**Work instructions:**
Reproduce every line of the records below verbatim, with no changes.

Region annotation records
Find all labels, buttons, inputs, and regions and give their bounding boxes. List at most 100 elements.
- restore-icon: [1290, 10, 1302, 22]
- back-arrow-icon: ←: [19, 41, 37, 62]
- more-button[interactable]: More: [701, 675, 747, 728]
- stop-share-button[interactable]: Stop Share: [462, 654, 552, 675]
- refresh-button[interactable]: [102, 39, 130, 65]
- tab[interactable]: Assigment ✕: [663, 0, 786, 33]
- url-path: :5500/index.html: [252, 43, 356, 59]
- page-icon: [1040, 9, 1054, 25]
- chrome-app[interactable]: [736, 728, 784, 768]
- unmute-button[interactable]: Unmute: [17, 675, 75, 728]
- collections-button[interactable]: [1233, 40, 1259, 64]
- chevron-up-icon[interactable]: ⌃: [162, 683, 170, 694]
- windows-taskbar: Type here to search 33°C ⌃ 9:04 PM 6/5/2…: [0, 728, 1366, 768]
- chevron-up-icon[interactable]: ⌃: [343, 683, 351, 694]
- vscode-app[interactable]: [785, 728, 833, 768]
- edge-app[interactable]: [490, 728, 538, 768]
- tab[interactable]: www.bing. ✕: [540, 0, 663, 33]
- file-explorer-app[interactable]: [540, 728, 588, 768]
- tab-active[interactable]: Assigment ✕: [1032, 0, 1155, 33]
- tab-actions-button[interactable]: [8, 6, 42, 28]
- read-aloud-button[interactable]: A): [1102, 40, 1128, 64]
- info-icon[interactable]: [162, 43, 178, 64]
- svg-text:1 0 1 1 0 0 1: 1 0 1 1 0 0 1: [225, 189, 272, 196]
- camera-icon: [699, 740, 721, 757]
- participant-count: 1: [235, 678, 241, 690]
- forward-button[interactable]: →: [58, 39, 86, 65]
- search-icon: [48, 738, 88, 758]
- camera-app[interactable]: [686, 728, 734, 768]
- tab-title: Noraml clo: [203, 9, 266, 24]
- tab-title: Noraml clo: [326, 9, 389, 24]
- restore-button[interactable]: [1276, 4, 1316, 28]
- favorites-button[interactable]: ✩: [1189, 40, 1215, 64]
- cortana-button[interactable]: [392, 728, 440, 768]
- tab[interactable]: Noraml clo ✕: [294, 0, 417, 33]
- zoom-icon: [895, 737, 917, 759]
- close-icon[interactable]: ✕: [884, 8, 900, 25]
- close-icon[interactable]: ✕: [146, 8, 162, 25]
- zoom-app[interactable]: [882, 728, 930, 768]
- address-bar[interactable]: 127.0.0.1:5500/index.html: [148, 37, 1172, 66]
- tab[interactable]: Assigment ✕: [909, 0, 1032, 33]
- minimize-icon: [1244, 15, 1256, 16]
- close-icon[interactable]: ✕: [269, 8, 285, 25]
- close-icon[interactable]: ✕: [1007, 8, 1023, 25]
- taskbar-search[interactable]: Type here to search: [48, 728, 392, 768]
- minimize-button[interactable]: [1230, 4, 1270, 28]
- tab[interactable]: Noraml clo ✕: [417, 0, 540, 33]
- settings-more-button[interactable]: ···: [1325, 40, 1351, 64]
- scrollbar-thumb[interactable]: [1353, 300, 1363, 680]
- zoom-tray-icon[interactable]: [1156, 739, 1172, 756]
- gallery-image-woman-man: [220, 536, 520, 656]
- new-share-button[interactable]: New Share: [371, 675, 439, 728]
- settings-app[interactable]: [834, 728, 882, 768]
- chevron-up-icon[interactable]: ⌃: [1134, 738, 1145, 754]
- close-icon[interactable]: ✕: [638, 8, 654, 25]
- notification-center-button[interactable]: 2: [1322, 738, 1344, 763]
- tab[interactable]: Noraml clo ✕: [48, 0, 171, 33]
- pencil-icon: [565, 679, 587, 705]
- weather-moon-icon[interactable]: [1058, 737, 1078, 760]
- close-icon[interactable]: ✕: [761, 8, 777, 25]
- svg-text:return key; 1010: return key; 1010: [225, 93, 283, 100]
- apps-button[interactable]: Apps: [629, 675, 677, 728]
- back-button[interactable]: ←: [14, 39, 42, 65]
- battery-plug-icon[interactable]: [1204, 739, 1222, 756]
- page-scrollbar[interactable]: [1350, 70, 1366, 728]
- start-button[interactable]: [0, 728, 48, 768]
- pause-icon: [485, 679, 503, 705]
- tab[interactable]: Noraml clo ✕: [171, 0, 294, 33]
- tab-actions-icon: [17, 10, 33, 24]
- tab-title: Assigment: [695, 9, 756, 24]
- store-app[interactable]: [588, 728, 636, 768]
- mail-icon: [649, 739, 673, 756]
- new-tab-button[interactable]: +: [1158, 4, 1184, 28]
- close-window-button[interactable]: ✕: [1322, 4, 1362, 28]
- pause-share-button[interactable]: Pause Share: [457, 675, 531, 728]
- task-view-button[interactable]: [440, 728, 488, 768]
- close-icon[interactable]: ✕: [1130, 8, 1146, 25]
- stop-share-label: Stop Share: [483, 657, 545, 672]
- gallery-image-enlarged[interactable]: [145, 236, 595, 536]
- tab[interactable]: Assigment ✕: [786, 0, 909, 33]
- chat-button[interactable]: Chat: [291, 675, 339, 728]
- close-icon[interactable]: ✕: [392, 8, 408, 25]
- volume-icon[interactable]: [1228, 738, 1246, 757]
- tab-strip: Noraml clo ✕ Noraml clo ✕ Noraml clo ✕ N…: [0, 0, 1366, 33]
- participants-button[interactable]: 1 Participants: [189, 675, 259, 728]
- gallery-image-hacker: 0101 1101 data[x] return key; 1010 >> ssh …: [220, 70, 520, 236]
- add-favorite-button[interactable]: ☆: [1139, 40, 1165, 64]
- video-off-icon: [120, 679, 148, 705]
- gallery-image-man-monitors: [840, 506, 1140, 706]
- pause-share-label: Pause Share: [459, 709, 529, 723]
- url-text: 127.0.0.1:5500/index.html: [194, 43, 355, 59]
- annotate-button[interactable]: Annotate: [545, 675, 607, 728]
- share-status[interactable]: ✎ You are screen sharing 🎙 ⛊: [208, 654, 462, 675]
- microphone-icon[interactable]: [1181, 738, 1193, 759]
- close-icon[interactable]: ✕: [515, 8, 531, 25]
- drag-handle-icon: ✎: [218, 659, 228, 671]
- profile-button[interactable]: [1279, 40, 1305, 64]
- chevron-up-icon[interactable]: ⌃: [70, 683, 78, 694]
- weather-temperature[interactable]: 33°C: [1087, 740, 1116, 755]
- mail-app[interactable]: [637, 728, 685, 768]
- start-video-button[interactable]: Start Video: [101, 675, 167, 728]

**Response to this exercise:**
Find all labels, buttons, inputs, and regions and give their bounding boxes. List at most 100 elements.
- restore-icon: [1290, 10, 1302, 22]
- back-arrow-icon: ←: [19, 41, 37, 62]
- more-button[interactable]: More: [701, 675, 747, 728]
- stop-share-button[interactable]: Stop Share: [462, 654, 552, 675]
- refresh-button[interactable]: [102, 39, 130, 65]
- tab[interactable]: Assigment ✕: [663, 0, 786, 33]
- url-path: :5500/index.html: [252, 43, 356, 59]
- page-icon: [1040, 9, 1054, 25]
- chrome-app[interactable]: [736, 728, 784, 768]
- unmute-button[interactable]: Unmute: [17, 675, 75, 728]
- collections-button[interactable]: [1233, 40, 1259, 64]
- chevron-up-icon[interactable]: ⌃: [162, 683, 170, 694]
- windows-taskbar: Type here to search 33°C ⌃ 9:04 PM 6/5/2…: [0, 728, 1366, 768]
- chevron-up-icon[interactable]: ⌃: [343, 683, 351, 694]
- vscode-app[interactable]: [785, 728, 833, 768]
- edge-app[interactable]: [490, 728, 538, 768]
- tab[interactable]: www.bing. ✕: [540, 0, 663, 33]
- file-explorer-app[interactable]: [540, 728, 588, 768]
- tab-active[interactable]: Assigment ✕: [1032, 0, 1155, 33]
- tab-actions-button[interactable]: [8, 6, 42, 28]
- read-aloud-button[interactable]: A): [1102, 40, 1128, 64]
- info-icon[interactable]: [162, 43, 178, 64]
- svg-text:1 0 1 1 0 0 1: 1 0 1 1 0 0 1: [225, 189, 272, 196]
- camera-icon: [699, 740, 721, 757]
- participant-count: 1: [235, 678, 241, 690]
- forward-button[interactable]: →: [58, 39, 86, 65]
- search-icon: [48, 738, 88, 758]
- camera-app[interactable]: [686, 728, 734, 768]
- tab-title: Noraml clo: [203, 9, 266, 24]
- tab-title: Noraml clo: [326, 9, 389, 24]
- restore-button[interactable]: [1276, 4, 1316, 28]
- favorites-button[interactable]: ✩: [1189, 40, 1215, 64]
- cortana-button[interactable]: [392, 728, 440, 768]
- tab[interactable]: Noraml clo ✕: [294, 0, 417, 33]
- zoom-icon: [895, 737, 917, 759]
- close-icon[interactable]: ✕: [884, 8, 900, 25]
- close-icon[interactable]: ✕: [146, 8, 162, 25]
- zoom-app[interactable]: [882, 728, 930, 768]
- address-bar[interactable]: 127.0.0.1:5500/index.html: [148, 37, 1172, 66]
- tab[interactable]: Assigment ✕: [909, 0, 1032, 33]
- minimize-icon: [1244, 15, 1256, 16]
- close-icon[interactable]: ✕: [269, 8, 285, 25]
- close-icon[interactable]: ✕: [1007, 8, 1023, 25]
- taskbar-search[interactable]: Type here to search: [48, 728, 392, 768]
- minimize-button[interactable]: [1230, 4, 1270, 28]
- tab[interactable]: Noraml clo ✕: [417, 0, 540, 33]
- settings-more-button[interactable]: ···: [1325, 40, 1351, 64]
- scrollbar-thumb[interactable]: [1353, 300, 1363, 680]
- zoom-tray-icon[interactable]: [1156, 739, 1172, 756]
- gallery-image-woman-man: [220, 536, 520, 656]
- new-share-button[interactable]: New Share: [371, 675, 439, 728]
- settings-app[interactable]: [834, 728, 882, 768]
- chevron-up-icon[interactable]: ⌃: [1134, 738, 1145, 754]
- close-icon[interactable]: ✕: [638, 8, 654, 25]
- notification-center-button[interactable]: 2: [1322, 738, 1344, 763]
- tab[interactable]: Noraml clo ✕: [48, 0, 171, 33]
- pencil-icon: [565, 679, 587, 705]
- weather-moon-icon[interactable]: [1058, 737, 1078, 760]
- close-icon[interactable]: ✕: [761, 8, 777, 25]
- svg-text:return key; 1010: return key; 1010: [225, 93, 283, 100]
- apps-button[interactable]: Apps: [629, 675, 677, 728]
- back-button[interactable]: ←: [14, 39, 42, 65]
- battery-plug-icon[interactable]: [1204, 739, 1222, 756]
- page-scrollbar[interactable]: [1350, 70, 1366, 728]
- start-button[interactable]: [0, 728, 48, 768]
- pause-icon: [485, 679, 503, 705]
- tab[interactable]: Noraml clo ✕: [171, 0, 294, 33]
- tab-actions-icon: [17, 10, 33, 24]
- tab-title: Assigment: [695, 9, 756, 24]
- store-app[interactable]: [588, 728, 636, 768]
- mail-icon: [649, 739, 673, 756]
- new-tab-button[interactable]: +: [1158, 4, 1184, 28]
- close-window-button[interactable]: ✕: [1322, 4, 1362, 28]
- pause-share-button[interactable]: Pause Share: [457, 675, 531, 728]
- task-view-button[interactable]: [440, 728, 488, 768]
- close-icon[interactable]: ✕: [1130, 8, 1146, 25]
- stop-share-label: Stop Share: [483, 657, 545, 672]
- gallery-image-enlarged[interactable]: [145, 236, 595, 536]
- tab[interactable]: Assigment ✕: [786, 0, 909, 33]
- chat-button[interactable]: Chat: [291, 675, 339, 728]
- close-icon[interactable]: ✕: [392, 8, 408, 25]
- volume-icon[interactable]: [1228, 738, 1246, 757]
- tab-strip: Noraml clo ✕ Noraml clo ✕ Noraml clo ✕ N…: [0, 0, 1366, 33]
- participants-button[interactable]: 1 Participants: [189, 675, 259, 728]
- gallery-image-hacker: 0101 1101 data[x] return key; 1010 >> ssh …: [220, 70, 520, 236]
- add-favorite-button[interactable]: ☆: [1139, 40, 1165, 64]
- video-off-icon: [120, 679, 148, 705]
- gallery-image-man-monitors: [840, 506, 1140, 706]
- pause-share-label: Pause Share: [459, 709, 529, 723]
- url-text: 127.0.0.1:5500/index.html: [194, 43, 355, 59]
- annotate-button[interactable]: Annotate: [545, 675, 607, 728]
- share-status[interactable]: ✎ You are screen sharing 🎙 ⛊: [208, 654, 462, 675]
- microphone-icon[interactable]: [1181, 738, 1193, 759]
- close-icon[interactable]: ✕: [515, 8, 531, 25]
- drag-handle-icon: ✎: [218, 659, 228, 671]
- profile-button[interactable]: [1279, 40, 1305, 64]
- chevron-up-icon[interactable]: ⌃: [70, 683, 78, 694]
- weather-temperature[interactable]: 33°C: [1087, 740, 1116, 755]
- mail-app[interactable]: [637, 728, 685, 768]
- start-video-button[interactable]: Start Video: [101, 675, 167, 728]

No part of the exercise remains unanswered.